Given information

___

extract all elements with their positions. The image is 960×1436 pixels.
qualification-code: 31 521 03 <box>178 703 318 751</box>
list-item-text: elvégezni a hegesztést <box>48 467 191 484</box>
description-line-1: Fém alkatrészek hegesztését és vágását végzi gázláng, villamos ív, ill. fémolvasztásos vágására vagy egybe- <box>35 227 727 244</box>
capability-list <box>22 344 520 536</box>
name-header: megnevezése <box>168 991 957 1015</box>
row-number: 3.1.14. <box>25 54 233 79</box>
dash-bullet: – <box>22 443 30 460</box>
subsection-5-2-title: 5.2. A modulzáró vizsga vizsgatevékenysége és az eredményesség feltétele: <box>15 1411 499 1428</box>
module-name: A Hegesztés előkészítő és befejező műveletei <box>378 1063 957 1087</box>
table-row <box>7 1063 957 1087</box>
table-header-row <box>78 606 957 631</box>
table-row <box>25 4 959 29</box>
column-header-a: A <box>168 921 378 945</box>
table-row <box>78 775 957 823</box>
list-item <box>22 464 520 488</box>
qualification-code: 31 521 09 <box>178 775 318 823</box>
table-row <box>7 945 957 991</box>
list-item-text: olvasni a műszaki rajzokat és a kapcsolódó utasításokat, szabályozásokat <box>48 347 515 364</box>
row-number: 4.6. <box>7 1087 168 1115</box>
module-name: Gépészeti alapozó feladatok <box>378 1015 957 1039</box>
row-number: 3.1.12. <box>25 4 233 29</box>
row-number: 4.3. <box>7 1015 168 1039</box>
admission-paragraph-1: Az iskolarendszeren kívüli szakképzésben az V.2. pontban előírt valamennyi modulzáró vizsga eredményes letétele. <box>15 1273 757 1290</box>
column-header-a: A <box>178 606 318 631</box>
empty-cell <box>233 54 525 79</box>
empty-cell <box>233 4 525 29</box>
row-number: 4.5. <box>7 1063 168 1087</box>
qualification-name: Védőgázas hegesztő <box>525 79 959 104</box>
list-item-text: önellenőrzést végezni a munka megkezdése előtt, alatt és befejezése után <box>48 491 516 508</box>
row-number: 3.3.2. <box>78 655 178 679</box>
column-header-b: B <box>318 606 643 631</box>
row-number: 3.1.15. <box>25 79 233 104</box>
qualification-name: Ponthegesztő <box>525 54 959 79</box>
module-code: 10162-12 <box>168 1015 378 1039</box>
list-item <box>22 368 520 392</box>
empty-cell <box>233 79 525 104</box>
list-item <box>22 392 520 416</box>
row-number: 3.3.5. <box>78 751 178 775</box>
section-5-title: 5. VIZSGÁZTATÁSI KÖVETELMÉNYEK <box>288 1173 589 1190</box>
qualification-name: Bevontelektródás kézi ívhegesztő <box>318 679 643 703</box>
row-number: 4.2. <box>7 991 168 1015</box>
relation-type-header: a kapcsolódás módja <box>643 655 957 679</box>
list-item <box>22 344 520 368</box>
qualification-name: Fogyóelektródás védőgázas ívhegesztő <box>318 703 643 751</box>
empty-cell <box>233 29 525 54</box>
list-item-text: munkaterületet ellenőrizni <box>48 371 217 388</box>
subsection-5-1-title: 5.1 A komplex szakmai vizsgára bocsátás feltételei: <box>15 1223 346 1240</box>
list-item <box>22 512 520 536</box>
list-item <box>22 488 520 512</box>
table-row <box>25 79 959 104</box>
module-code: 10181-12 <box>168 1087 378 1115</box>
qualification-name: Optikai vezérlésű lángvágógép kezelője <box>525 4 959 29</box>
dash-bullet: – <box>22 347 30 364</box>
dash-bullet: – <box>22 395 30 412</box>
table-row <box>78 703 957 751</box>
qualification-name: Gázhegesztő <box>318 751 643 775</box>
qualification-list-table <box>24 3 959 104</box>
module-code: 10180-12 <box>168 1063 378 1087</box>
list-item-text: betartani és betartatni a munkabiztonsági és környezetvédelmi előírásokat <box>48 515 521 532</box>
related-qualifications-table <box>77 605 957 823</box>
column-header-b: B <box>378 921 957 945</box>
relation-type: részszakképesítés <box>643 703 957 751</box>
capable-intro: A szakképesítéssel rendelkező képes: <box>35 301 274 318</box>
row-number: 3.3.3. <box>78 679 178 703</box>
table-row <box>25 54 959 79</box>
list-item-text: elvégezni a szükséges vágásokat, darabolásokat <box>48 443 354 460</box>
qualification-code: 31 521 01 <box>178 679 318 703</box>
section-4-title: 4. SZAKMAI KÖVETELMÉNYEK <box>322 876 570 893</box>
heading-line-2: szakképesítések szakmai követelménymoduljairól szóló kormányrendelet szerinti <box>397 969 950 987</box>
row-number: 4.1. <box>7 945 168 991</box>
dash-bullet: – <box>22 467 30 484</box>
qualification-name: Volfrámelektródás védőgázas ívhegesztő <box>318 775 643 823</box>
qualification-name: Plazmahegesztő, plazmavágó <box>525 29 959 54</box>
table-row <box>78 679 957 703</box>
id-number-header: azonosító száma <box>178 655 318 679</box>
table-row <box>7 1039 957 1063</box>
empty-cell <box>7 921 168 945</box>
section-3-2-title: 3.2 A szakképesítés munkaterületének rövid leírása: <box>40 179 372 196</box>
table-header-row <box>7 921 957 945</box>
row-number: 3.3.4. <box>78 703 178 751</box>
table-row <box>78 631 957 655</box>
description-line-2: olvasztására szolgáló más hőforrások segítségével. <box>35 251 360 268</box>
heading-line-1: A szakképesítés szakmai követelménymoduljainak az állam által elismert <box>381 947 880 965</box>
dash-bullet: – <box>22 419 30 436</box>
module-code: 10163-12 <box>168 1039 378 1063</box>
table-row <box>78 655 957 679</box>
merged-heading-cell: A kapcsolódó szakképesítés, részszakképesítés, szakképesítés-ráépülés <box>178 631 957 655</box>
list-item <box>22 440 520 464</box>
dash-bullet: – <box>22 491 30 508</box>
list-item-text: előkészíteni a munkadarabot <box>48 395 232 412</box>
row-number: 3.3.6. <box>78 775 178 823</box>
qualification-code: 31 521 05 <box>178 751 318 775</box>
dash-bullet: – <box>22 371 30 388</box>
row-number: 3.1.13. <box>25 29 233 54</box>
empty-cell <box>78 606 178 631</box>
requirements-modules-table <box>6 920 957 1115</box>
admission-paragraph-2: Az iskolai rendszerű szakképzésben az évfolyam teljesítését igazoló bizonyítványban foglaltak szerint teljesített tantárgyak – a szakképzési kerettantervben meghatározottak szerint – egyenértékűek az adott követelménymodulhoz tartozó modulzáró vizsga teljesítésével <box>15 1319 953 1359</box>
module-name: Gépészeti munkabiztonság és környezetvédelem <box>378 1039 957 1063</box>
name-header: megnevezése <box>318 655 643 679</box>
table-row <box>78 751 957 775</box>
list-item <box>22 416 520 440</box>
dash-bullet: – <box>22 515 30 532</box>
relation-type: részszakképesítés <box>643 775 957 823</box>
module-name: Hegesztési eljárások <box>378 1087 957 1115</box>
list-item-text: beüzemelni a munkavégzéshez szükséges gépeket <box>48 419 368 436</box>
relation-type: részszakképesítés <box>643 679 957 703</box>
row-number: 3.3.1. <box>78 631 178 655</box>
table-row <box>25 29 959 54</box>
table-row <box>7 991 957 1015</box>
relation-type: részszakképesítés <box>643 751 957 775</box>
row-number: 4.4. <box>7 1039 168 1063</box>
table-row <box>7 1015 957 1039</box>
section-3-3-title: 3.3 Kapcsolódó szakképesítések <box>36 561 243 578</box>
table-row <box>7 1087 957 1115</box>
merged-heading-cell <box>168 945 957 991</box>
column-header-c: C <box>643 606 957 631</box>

___

What is asked
Turn the records into a numbered list, starting at the first line and ending with the line that contains "list-item-text: elvégezni a hegesztést". Leave out any blank lines.

Completed exercise
1. extract all elements with their positions. The image is 960×1436 pixels.
2. qualification-code: 31 521 03 <box>178 703 318 751</box>
3. list-item-text: elvégezni a hegesztést <box>48 467 191 484</box>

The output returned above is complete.